Reproduce the listing that follows with no differences at all.

___ DATA SHOWN ___

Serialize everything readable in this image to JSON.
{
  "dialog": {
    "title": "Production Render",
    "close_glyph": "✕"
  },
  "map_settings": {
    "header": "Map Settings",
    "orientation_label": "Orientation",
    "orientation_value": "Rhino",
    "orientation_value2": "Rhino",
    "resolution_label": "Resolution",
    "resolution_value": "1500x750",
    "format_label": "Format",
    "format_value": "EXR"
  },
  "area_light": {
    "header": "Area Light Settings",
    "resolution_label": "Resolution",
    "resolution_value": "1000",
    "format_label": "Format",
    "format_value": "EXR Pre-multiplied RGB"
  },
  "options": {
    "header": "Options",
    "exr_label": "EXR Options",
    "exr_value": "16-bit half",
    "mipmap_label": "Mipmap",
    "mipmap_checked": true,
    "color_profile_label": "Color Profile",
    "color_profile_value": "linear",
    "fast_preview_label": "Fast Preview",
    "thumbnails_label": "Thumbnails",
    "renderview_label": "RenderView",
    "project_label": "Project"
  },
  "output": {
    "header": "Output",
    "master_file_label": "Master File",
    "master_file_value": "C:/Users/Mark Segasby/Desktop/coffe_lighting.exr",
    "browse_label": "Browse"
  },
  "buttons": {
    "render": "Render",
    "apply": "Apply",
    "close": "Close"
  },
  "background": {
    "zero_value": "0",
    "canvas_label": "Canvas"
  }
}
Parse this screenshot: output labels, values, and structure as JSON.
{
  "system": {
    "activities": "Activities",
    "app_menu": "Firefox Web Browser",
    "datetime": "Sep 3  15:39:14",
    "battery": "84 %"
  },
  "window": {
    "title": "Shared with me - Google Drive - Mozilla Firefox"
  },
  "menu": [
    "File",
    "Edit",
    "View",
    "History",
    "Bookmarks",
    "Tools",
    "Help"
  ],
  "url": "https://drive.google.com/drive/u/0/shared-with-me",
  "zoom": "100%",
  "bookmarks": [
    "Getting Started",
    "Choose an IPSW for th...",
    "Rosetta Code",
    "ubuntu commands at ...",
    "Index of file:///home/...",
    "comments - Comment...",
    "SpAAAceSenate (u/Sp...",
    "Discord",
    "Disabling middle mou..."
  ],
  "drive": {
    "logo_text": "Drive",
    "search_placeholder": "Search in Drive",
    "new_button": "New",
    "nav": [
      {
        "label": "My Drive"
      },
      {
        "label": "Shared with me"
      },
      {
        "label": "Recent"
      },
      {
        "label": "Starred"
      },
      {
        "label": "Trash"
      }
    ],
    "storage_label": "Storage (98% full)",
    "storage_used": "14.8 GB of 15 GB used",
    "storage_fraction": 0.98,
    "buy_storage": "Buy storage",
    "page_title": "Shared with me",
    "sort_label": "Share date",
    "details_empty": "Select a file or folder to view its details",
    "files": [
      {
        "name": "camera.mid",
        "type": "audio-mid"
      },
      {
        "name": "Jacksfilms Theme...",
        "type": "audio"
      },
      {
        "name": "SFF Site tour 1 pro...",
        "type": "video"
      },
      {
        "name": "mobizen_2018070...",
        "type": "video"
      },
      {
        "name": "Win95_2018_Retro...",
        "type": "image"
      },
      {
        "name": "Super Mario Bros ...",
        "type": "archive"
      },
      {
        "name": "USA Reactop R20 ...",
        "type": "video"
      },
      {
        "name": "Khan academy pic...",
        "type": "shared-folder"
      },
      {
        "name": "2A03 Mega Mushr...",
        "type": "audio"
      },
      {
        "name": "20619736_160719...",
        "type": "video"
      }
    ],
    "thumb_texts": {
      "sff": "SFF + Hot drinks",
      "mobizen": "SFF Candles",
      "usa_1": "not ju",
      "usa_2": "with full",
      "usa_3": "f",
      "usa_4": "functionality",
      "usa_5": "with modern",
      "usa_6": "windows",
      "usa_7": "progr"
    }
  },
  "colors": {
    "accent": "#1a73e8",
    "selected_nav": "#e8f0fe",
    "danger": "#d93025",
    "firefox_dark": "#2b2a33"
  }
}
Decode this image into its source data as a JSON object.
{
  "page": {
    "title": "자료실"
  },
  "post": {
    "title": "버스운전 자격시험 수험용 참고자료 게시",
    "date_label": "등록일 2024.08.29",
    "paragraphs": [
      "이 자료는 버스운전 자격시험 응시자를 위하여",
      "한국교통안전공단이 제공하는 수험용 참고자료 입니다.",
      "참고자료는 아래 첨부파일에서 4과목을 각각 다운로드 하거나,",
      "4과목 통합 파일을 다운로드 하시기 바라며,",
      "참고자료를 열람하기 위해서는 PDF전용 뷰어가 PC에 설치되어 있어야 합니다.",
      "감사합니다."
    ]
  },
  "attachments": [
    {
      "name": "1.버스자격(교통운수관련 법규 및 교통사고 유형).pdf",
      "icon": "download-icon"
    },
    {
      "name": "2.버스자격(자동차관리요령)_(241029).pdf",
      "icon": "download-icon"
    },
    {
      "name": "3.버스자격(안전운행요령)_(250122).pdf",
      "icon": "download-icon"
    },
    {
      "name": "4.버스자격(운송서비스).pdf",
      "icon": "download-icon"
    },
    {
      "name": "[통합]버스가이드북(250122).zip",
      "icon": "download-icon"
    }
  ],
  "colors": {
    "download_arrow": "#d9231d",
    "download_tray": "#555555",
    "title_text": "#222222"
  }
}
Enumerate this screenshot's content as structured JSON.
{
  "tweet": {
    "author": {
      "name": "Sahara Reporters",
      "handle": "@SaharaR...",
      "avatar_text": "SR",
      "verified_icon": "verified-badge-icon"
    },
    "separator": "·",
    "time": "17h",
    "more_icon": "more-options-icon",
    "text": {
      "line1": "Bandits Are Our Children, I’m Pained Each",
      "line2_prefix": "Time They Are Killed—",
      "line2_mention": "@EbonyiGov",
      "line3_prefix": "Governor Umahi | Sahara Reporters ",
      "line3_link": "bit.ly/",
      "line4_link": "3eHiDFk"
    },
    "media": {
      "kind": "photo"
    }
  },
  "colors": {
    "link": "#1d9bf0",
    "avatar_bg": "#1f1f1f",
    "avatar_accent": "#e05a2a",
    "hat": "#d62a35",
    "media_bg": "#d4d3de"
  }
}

___

* **COMPLETED EXERCISE**
Serialize everything readable in this image to JSON.
{
  "dialog": {
    "title": "Production Render",
    "close_glyph": "✕"
  },
  "map_settings": {
    "header": "Map Settings",
    "orientation_label": "Orientation",
    "orientation_value": "Rhino",
    "orientation_value2": "Rhino",
    "resolution_label": "Resolution",
    "resolution_value": "1500x750",
    "format_label": "Format",
    "format_value": "EXR"
  },
  "area_light": {
    "header": "Area Light Settings",
    "resolution_label": "Resolution",
    "resolution_value": "1000",
    "format_label": "Format",
    "format_value": "EXR Pre-multiplied RGB"
  },
  "options": {
    "header": "Options",
    "exr_label": "EXR Options",
    "exr_value": "16-bit half",
    "mipmap_label": "Mipmap",
    "mipmap_checked": true,
    "color_profile_label": "Color Profile",
    "color_profile_value": "linear",
    "fast_preview_label": "Fast Preview",
    "thumbnails_label": "Thumbnails",
    "renderview_label": "RenderView",
    "project_label": "Project"
  },
  "output": {
    "header": "Output",
    "master_file_label": "Master File",
    "master_file_value": "C:/Users/Mark Segasby/Desktop/coffe_lighting.exr",
    "browse_label": "Browse"
  },
  "buttons": {
    "render": "Render",
    "apply": "Apply",
    "close": "Close"
  },
  "background": {
    "zero_value": "0",
    "canvas_label": "Canvas"
  }
}
Parse this screenshot: output labels, values, and structure as JSON.
{
  "system": {
    "activities": "Activities",
    "app_menu": "Firefox Web Browser",
    "datetime": "Sep 3  15:39:14",
    "battery": "84 %"
  },
  "window": {
    "title": "Shared with me - Google Drive - Mozilla Firefox"
  },
  "menu": [
    "File",
    "Edit",
    "View",
    "History",
    "Bookmarks",
    "Tools",
    "Help"
  ],
  "url": "https://drive.google.com/drive/u/0/shared-with-me",
  "zoom": "100%",
  "bookmarks": [
    "Getting Started",
    "Choose an IPSW for th...",
    "Rosetta Code",
    "ubuntu commands at ...",
    "Index of file:///home/...",
    "comments - Comment...",
    "SpAAAceSenate (u/Sp...",
    "Discord",
    "Disabling middle mou..."
  ],
  "drive": {
    "logo_text": "Drive",
    "search_placeholder": "Search in Drive",
    "new_button": "New",
    "nav": [
      {
        "label": "My Drive"
      },
      {
        "label": "Shared with me"
      },
      {
        "label": "Recent"
      },
      {
        "label": "Starred"
      },
      {
        "label": "Trash"
      }
    ],
    "storage_label": "Storage (98% full)",
    "storage_used": "14.8 GB of 15 GB used",
    "storage_fraction": 0.98,
    "buy_storage": "Buy storage",
    "page_title": "Shared with me",
    "sort_label": "Share date",
    "details_empty": "Select a file or folder to view its details",
    "files": [
      {
        "name": "camera.mid",
        "type": "audio-mid"
      },
      {
        "name": "Jacksfilms Theme...",
        "type": "audio"
      },
      {
        "name": "SFF Site tour 1 pro...",
        "type": "video"
      },
      {
        "name": "mobizen_2018070...",
        "type": "video"
      },
      {
        "name": "Win95_2018_Retro...",
        "type": "image"
      },
      {
        "name": "Super Mario Bros ...",
        "type": "archive"
      },
      {
        "name": "USA Reactop R20 ...",
        "type": "video"
      },
      {
        "name": "Khan academy pic...",
        "type": "shared-folder"
      },
      {
        "name": "2A03 Mega Mushr...",
        "type": "audio"
      },
      {
        "name": "20619736_160719...",
        "type": "video"
      }
    ],
    "thumb_texts": {
      "sff": "SFF + Hot drinks",
      "mobizen": "SFF Candles",
      "usa_1": "not ju",
      "usa_2": "with full",
      "usa_3": "f",
      "usa_4": "functionality",
      "usa_5": "with modern",
      "usa_6": "windows",
      "usa_7": "progr"
    }
  },
  "colors": {
    "accent": "#1a73e8",
    "selected_nav": "#e8f0fe",
    "danger": "#d93025",
    "firefox_dark": "#2b2a33"
  }
}
Decode this image into its source data as a JSON object.
{
  "page": {
    "title": "자료실"
  },
  "post": {
    "title": "버스운전 자격시험 수험용 참고자료 게시",
    "date_label": "등록일 2024.08.29",
    "paragraphs": [
      "이 자료는 버스운전 자격시험 응시자를 위하여",
      "한국교통안전공단이 제공하는 수험용 참고자료 입니다.",
      "참고자료는 아래 첨부파일에서 4과목을 각각 다운로드 하거나,",
      "4과목 통합 파일을 다운로드 하시기 바라며,",
      "참고자료를 열람하기 위해서는 PDF전용 뷰어가 PC에 설치되어 있어야 합니다.",
      "감사합니다."
    ]
  },
  "attachments": [
    {
      "name": "1.버스자격(교통운수관련 법규 및 교통사고 유형).pdf",
      "icon": "download-icon"
    },
    {
      "name": "2.버스자격(자동차관리요령)_(241029).pdf",
      "icon": "download-icon"
    },
    {
      "name": "3.버스자격(안전운행요령)_(250122).pdf",
      "icon": "download-icon"
    },
    {
      "name": "4.버스자격(운송서비스).pdf",
      "icon": "download-icon"
    },
    {
      "name": "[통합]버스가이드북(250122).zip",
      "icon": "download-icon"
    }
  ],
  "colors": {
    "download_arrow": "#d9231d",
    "download_tray": "#555555",
    "title_text": "#222222"
  }
}
Enumerate this screenshot's content as structured JSON.
{
  "tweet": {
    "author": {
      "name": "Sahara Reporters",
      "handle": "@SaharaR...",
      "avatar_text": "SR",
      "verified_icon": "verified-badge-icon"
    },
    "separator": "·",
    "time": "17h",
    "more_icon": "more-options-icon",
    "text": {
      "line1": "Bandits Are Our Children, I’m Pained Each",
      "line2_prefix": "Time They Are Killed—",
      "line2_mention": "@EbonyiGov",
      "line3_prefix": "Governor Umahi | Sahara Reporters ",
      "line3_link": "bit.ly/",
      "line4_link": "3eHiDFk"
    },
    "media": {
      "kind": "photo"
    }
  },
  "colors": {
    "link": "#1d9bf0",
    "avatar_bg": "#1f1f1f",
    "avatar_accent": "#e05a2a",
    "hat": "#d62a35",
    "media_bg": "#d4d3de"
  }
}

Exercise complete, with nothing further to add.